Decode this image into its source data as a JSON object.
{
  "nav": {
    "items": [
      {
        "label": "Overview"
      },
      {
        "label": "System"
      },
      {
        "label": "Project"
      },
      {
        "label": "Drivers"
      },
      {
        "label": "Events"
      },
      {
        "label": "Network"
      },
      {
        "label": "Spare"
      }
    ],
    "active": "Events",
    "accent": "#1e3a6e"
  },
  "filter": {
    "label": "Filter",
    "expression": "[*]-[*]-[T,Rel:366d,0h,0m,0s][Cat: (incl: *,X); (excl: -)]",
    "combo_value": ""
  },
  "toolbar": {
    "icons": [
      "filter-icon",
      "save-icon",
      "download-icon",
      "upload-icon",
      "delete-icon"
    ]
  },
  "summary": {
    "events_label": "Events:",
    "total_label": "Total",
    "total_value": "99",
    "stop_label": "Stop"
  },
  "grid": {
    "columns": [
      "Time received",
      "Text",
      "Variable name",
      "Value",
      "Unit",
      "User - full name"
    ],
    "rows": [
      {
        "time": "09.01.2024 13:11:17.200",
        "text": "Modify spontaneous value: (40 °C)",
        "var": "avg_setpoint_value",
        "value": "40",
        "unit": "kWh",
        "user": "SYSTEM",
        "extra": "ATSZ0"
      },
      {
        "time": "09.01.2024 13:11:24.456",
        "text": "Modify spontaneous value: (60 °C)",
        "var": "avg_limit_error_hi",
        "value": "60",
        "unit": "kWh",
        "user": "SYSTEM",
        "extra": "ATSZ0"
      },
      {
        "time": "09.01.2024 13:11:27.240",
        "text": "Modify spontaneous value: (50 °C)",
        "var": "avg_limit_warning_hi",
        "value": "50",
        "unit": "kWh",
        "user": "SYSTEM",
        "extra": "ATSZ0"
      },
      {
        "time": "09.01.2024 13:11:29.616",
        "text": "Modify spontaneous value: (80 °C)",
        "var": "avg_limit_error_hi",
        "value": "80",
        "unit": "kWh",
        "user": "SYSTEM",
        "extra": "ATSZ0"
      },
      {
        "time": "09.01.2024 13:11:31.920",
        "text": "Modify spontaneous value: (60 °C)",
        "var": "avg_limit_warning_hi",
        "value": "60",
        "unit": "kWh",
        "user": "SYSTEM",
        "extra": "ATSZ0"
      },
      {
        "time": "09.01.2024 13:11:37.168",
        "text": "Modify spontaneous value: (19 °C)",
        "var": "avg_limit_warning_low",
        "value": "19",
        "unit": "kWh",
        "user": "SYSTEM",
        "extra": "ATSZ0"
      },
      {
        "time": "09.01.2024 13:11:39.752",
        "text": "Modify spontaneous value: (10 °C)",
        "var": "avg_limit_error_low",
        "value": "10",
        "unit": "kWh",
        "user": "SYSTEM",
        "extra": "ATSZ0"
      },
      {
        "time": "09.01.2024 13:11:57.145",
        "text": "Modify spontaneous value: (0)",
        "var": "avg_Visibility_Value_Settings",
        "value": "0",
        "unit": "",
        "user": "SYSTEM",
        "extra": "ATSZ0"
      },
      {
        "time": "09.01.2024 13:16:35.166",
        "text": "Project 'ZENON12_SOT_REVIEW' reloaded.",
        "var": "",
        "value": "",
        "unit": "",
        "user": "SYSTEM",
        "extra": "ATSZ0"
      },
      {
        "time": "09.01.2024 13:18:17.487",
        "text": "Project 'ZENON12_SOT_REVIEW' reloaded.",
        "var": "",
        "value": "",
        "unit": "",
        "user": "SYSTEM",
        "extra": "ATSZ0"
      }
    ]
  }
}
════════════════
#### [What the exercise asks]
Restate all of the entries above precisely.

#### [Exercise result]
Decode this image into its source data as a JSON object.
{
  "nav": {
    "items": [
      {
        "label": "Overview"
      },
      {
        "label": "System"
      },
      {
        "label": "Project"
      },
      {
        "label": "Drivers"
      },
      {
        "label": "Events"
      },
      {
        "label": "Network"
      },
      {
        "label": "Spare"
      }
    ],
    "active": "Events",
    "accent": "#1e3a6e"
  },
  "filter": {
    "label": "Filter",
    "expression": "[*]-[*]-[T,Rel:366d,0h,0m,0s][Cat: (incl: *,X); (excl: -)]",
    "combo_value": ""
  },
  "toolbar": {
    "icons": [
      "filter-icon",
      "save-icon",
      "download-icon",
      "upload-icon",
      "delete-icon"
    ]
  },
  "summary": {
    "events_label": "Events:",
    "total_label": "Total",
    "total_value": "99",
    "stop_label": "Stop"
  },
  "grid": {
    "columns": [
      "Time received",
      "Text",
      "Variable name",
      "Value",
      "Unit",
      "User - full name"
    ],
    "rows": [
      {
        "time": "09.01.2024 13:11:17.200",
        "text": "Modify spontaneous value: (40 °C)",
        "var": "avg_setpoint_value",
        "value": "40",
        "unit": "kWh",
        "user": "SYSTEM",
        "extra": "ATSZ0"
      },
      {
        "time": "09.01.2024 13:11:24.456",
        "text": "Modify spontaneous value: (60 °C)",
        "var": "avg_limit_error_hi",
        "value": "60",
        "unit": "kWh",
        "user": "SYSTEM",
        "extra": "ATSZ0"
      },
      {
        "time": "09.01.2024 13:11:27.240",
        "text": "Modify spontaneous value: (50 °C)",
        "var": "avg_limit_warning_hi",
        "value": "50",
        "unit": "kWh",
        "user": "SYSTEM",
        "extra": "ATSZ0"
      },
      {
        "time": "09.01.2024 13:11:29.616",
        "text": "Modify spontaneous value: (80 °C)",
        "var": "avg_limit_error_hi",
        "value": "80",
        "unit": "kWh",
        "user": "SYSTEM",
        "extra": "ATSZ0"
      },
      {
        "time": "09.01.2024 13:11:31.920",
        "text": "Modify spontaneous value: (60 °C)",
        "var": "avg_limit_warning_hi",
        "value": "60",
        "unit": "kWh",
        "user": "SYSTEM",
        "extra": "ATSZ0"
      },
      {
        "time": "09.01.2024 13:11:37.168",
        "text": "Modify spontaneous value: (19 °C)",
        "var": "avg_limit_warning_low",
        "value": "19",
        "unit": "kWh",
        "user": "SYSTEM",
        "extra": "ATSZ0"
      },
      {
        "time": "09.01.2024 13:11:39.752",
        "text": "Modify spontaneous value: (10 °C)",
        "var": "avg_limit_error_low",
        "value": "10",
        "unit": "kWh",
        "user": "SYSTEM",
        "extra": "ATSZ0"
      },
      {
        "time": "09.01.2024 13:11:57.145",
        "text": "Modify spontaneous value: (0)",
        "var": "avg_Visibility_Value_Settings",
        "value": "0",
        "unit": "",
        "user": "SYSTEM",
        "extra": "ATSZ0"
      },
      {
        "time": "09.01.2024 13:16:35.166",
        "text": "Project 'ZENON12_SOT_REVIEW' reloaded.",
        "var": "",
        "value": "",
        "unit": "",
        "user": "SYSTEM",
        "extra": "ATSZ0"
      },
      {
        "time": "09.01.2024 13:18:17.487",
        "text": "Project 'ZENON12_SOT_REVIEW' reloaded.",
        "var": "",
        "value": "",
        "unit": "",
        "user": "SYSTEM",
        "extra": "ATSZ0"
      }
    ]
  }
}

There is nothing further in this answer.